PROBLEM TO SOLVE: Check the listing below for lines with the word "tecnología" and say how many there are, with nothing but the number.

DATA ENTRIES:
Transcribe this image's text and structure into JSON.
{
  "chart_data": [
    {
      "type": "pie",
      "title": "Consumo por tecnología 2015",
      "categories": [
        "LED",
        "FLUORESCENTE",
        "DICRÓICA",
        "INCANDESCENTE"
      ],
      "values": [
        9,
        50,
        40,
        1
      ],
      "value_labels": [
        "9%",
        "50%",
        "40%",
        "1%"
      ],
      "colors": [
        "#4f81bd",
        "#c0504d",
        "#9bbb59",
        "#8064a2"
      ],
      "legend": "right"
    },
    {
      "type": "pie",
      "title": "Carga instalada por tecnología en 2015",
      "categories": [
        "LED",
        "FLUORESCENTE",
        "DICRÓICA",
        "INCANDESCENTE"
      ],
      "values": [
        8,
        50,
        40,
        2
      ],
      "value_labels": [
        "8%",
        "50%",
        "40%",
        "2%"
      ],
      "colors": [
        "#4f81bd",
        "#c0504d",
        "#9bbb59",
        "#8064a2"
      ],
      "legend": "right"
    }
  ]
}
--
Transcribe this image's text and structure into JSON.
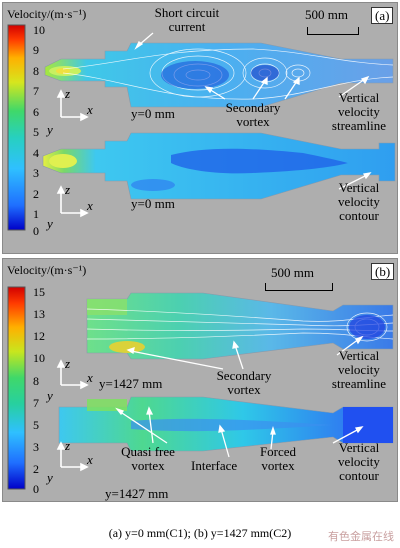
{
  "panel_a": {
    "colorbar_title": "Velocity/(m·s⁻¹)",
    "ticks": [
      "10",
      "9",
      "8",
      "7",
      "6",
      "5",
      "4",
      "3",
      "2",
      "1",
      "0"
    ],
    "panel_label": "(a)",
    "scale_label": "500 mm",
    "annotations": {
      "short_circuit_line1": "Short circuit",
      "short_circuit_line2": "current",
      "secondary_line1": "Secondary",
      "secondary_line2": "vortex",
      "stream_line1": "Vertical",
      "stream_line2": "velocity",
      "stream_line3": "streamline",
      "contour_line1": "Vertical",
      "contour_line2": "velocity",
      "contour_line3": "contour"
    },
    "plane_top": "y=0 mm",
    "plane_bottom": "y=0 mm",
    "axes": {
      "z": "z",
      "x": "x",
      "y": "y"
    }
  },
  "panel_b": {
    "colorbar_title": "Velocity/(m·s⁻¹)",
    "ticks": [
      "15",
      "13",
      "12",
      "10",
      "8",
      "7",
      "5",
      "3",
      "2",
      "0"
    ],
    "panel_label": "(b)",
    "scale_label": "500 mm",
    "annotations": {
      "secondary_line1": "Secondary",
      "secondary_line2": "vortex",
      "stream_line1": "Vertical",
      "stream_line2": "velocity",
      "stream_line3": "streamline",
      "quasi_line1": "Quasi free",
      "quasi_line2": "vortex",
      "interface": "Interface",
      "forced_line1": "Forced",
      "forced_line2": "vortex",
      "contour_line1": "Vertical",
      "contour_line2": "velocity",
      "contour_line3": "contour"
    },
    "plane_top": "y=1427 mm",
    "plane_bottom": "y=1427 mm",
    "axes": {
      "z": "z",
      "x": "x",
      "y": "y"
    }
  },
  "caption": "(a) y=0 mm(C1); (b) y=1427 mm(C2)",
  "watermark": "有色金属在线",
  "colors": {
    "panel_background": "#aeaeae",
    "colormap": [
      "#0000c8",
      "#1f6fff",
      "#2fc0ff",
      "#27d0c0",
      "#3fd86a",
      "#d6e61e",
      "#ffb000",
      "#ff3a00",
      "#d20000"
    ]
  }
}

SOLUTION TO THE PROBLEM: 2